Short exercise: Using the data below, repeat all of it precisely.
--- Start Data records ---
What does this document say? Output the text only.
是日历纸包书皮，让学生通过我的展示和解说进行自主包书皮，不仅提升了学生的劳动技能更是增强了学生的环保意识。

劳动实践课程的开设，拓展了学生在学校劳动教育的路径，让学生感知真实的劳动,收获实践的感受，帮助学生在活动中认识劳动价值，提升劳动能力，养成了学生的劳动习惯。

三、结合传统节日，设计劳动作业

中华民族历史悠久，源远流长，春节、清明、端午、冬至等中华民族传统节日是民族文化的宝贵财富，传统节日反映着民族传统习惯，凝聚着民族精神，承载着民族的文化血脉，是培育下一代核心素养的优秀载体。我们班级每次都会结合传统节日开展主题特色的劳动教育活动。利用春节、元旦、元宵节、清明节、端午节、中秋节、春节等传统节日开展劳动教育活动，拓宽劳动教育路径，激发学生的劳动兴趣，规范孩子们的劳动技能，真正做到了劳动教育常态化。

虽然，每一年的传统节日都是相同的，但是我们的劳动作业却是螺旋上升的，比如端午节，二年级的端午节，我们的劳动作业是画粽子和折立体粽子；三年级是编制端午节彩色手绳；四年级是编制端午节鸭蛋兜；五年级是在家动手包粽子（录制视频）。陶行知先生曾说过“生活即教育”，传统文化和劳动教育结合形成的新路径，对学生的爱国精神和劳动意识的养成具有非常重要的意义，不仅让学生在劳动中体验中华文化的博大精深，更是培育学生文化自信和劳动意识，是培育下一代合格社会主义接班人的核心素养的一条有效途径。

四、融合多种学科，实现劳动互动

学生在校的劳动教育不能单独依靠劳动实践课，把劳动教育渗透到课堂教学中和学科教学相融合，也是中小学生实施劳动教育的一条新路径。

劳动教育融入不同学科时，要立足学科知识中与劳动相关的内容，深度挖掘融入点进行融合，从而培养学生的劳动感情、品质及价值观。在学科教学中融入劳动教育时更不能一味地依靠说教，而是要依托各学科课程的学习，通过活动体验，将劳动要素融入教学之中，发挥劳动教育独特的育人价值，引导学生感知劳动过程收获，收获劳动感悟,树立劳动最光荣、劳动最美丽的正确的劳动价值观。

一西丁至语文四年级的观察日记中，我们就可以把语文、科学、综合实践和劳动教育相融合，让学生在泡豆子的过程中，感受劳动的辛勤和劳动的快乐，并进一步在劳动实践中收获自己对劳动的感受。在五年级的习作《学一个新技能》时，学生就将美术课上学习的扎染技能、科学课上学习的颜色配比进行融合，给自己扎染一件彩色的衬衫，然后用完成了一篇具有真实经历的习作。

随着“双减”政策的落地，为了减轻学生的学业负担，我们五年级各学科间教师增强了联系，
--- End Data records ---
Answer to the exercise:
What does this document say? Output the text only.
是日历纸包书皮，让学生通过我的展示和解说进行自主包书皮，不仅提升了学生的劳动技能更是增强了学生的环保意识。

劳动实践课程的开设，拓展了学生在学校劳动教育的路径，让学生感知真实的劳动,收获实践的感受，帮助学生在活动中认识劳动价值，提升劳动能力，养成了学生的劳动习惯。

三、结合传统节日，设计劳动作业

中华民族历史悠久，源远流长，春节、清明、端午、冬至等中华民族传统节日是民族文化的宝贵财富，传统节日反映着民族传统习惯，凝聚着民族精神，承载着民族的文化血脉，是培育下一代核心素养的优秀载体。我们班级每次都会结合传统节日开展主题特色的劳动教育活动。利用春节、元旦、元宵节、清明节、端午节、中秋节、春节等传统节日开展劳动教育活动，拓宽劳动教育路径，激发学生的劳动兴趣，规范孩子们的劳动技能，真正做到了劳动教育常态化。

虽然，每一年的传统节日都是相同的，但是我们的劳动作业却是螺旋上升的，比如端午节，二年级的端午节，我们的劳动作业是画粽子和折立体粽子；三年级是编制端午节彩色手绳；四年级是编制端午节鸭蛋兜；五年级是在家动手包粽子（录制视频）。陶行知先生曾说过“生活即教育”，传统文化和劳动教育结合形成的新路径，对学生的爱国精神和劳动意识的养成具有非常重要的意义，不仅让学生在劳动中体验中华文化的博大精深，更是培育学生文化自信和劳动意识，是培育下一代合格社会主义接班人的核心素养的一条有效途径。

四、融合多种学科，实现劳动互动

学生在校的劳动教育不能单独依靠劳动实践课，把劳动教育渗透到课堂教学中和学科教学相融合，也是中小学生实施劳动教育的一条新路径。

劳动教育融入不同学科时，要立足学科知识中与劳动相关的内容，深度挖掘融入点进行融合，从而培养学生的劳动感情、品质及价值观。在学科教学中融入劳动教育时更不能一味地依靠说教，而是要依托各学科课程的学习，通过活动体验，将劳动要素融入教学之中，发挥劳动教育独特的育人价值，引导学生感知劳动过程收获，收获劳动感悟,树立劳动最光荣、劳动最美丽的正确的劳动价值观。

一西丁至语文四年级的观察日记中，我们就可以把语文、科学、综合实践和劳动教育相融合，让学生在泡豆子的过程中，感受劳动的辛勤和劳动的快乐，并进一步在劳动实践中收获自己对劳动的感受。在五年级的习作《学一个新技能》时，学生就将美术课上学习的扎染技能、科学课上学习的颜色配比进行融合，给自己扎染一件彩色的衬衫，然后用完成了一篇具有真实经历的习作。

随着“双减”政策的落地，为了减轻学生的学业负担，我们五年级各学科间教师增强了联系，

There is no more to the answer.